DIRECTIVE ::
List all lines of the data containing the word "木竹质容器".

SOURCE DATA ::
↓

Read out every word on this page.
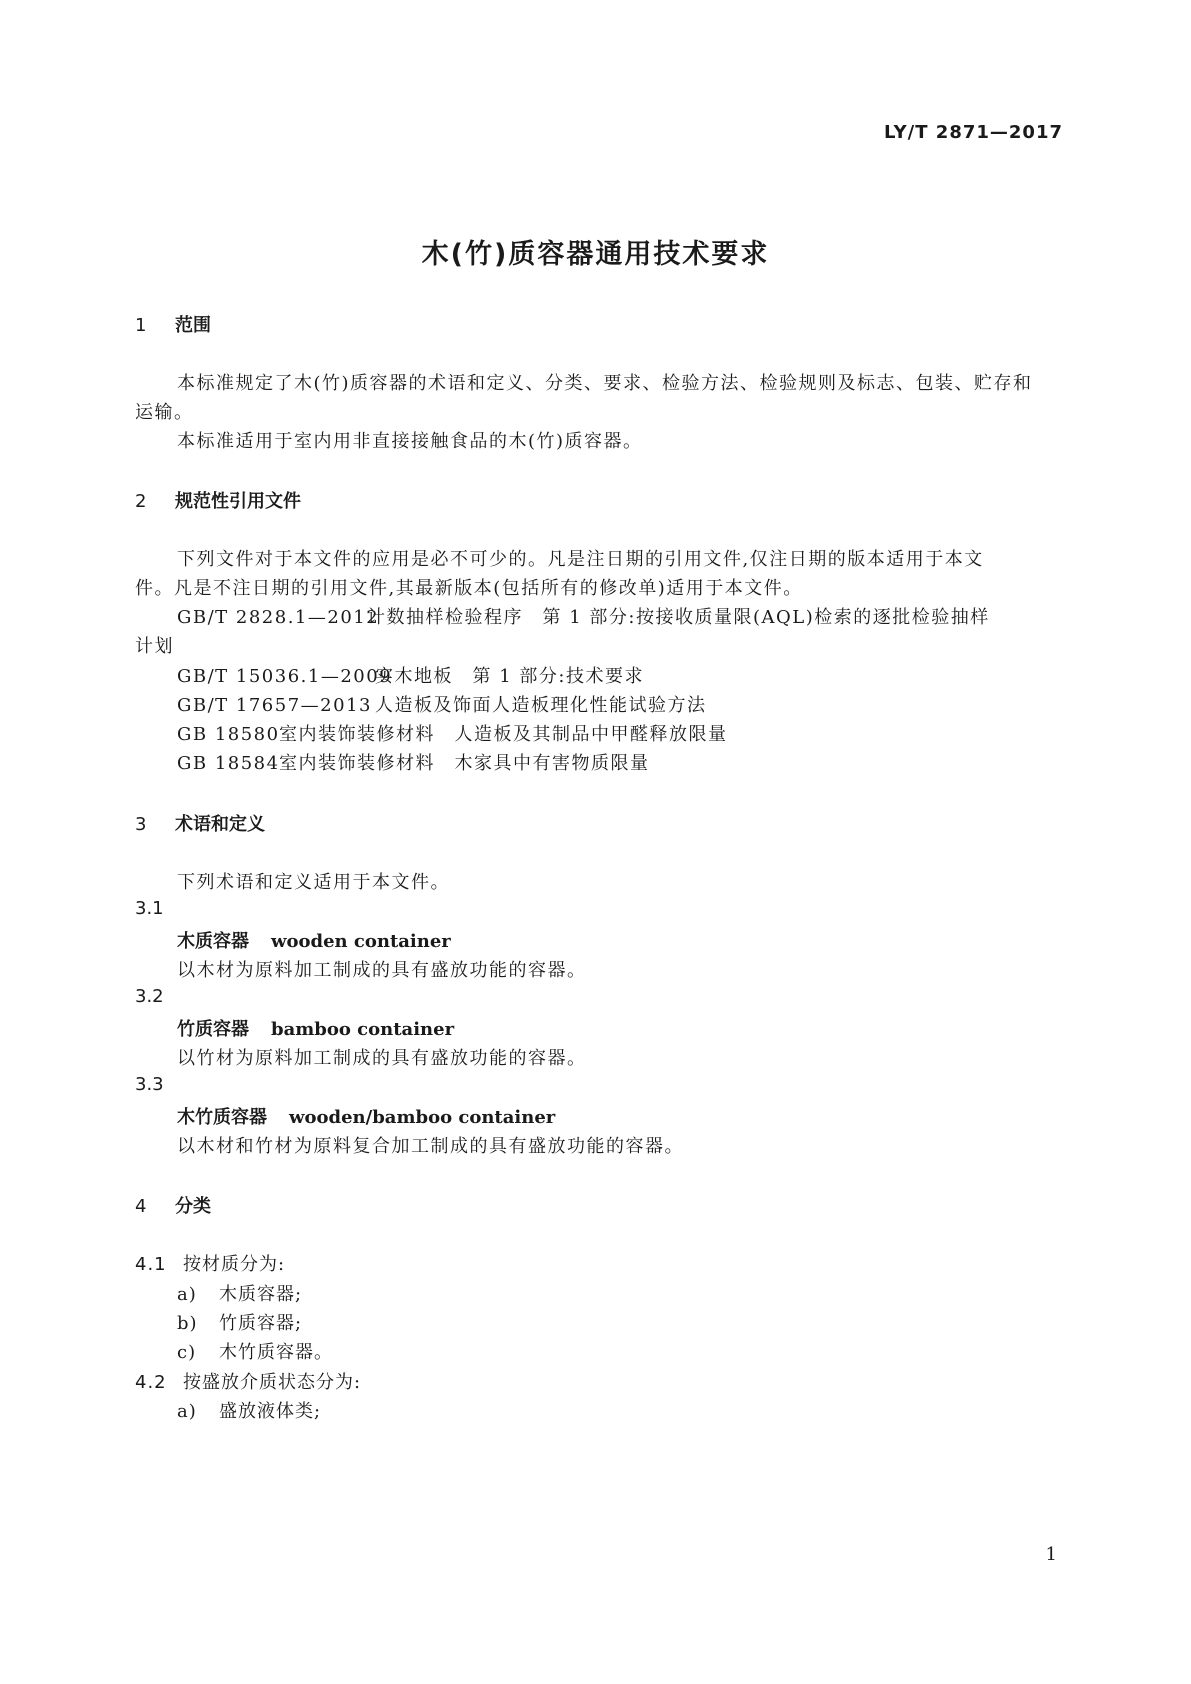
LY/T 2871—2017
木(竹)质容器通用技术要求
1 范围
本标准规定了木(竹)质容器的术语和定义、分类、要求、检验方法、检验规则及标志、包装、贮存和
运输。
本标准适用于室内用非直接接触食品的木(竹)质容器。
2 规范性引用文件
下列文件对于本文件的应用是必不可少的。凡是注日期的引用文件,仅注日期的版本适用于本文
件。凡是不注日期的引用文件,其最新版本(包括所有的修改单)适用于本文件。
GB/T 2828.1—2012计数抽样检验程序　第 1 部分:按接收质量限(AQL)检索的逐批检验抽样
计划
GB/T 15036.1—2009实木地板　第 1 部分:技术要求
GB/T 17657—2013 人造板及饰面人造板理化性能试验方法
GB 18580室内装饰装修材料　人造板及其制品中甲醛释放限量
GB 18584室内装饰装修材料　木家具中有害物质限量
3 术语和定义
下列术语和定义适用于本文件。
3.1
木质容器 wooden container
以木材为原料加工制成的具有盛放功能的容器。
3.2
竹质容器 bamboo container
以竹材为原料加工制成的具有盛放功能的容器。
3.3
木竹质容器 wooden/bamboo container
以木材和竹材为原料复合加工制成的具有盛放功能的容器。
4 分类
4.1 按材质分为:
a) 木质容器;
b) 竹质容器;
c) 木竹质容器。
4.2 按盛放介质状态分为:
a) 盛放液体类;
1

↑
↓

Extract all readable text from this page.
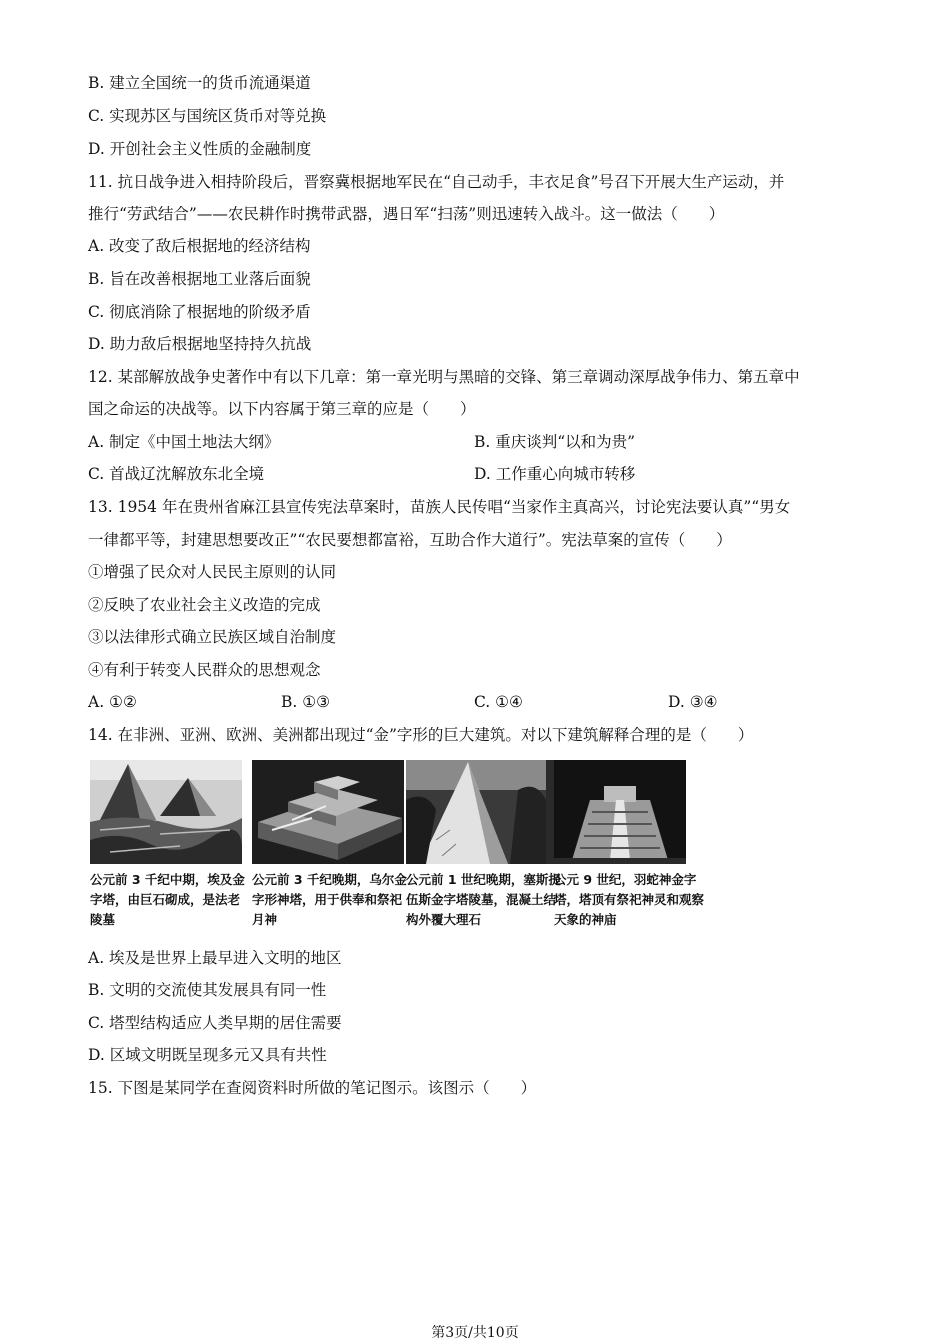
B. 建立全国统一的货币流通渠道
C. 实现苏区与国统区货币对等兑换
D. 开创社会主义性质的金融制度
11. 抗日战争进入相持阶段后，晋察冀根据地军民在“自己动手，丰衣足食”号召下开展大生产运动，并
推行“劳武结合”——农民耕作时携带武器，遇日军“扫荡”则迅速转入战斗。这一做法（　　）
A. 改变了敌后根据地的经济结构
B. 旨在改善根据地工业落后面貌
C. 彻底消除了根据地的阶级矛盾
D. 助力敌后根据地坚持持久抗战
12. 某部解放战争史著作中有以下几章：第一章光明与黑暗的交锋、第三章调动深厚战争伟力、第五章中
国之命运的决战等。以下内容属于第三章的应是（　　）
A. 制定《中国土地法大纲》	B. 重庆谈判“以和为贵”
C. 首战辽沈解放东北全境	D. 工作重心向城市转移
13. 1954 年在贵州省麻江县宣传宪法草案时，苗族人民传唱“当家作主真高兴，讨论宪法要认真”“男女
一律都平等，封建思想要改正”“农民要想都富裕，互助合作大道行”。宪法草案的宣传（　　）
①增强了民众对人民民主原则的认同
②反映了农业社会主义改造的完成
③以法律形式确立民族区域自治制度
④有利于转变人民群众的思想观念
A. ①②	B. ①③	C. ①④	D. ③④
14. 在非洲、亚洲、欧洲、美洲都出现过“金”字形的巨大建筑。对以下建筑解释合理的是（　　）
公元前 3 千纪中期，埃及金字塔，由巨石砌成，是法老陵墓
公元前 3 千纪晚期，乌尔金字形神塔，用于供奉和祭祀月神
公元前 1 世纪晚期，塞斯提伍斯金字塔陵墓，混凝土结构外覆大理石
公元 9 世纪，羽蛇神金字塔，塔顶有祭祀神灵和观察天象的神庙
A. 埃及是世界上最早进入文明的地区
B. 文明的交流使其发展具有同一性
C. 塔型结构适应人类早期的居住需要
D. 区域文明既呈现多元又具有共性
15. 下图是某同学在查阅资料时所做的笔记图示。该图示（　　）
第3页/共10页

↑

REPLY ::
木竹质容器 wooden/bamboo container
c) 木竹质容器。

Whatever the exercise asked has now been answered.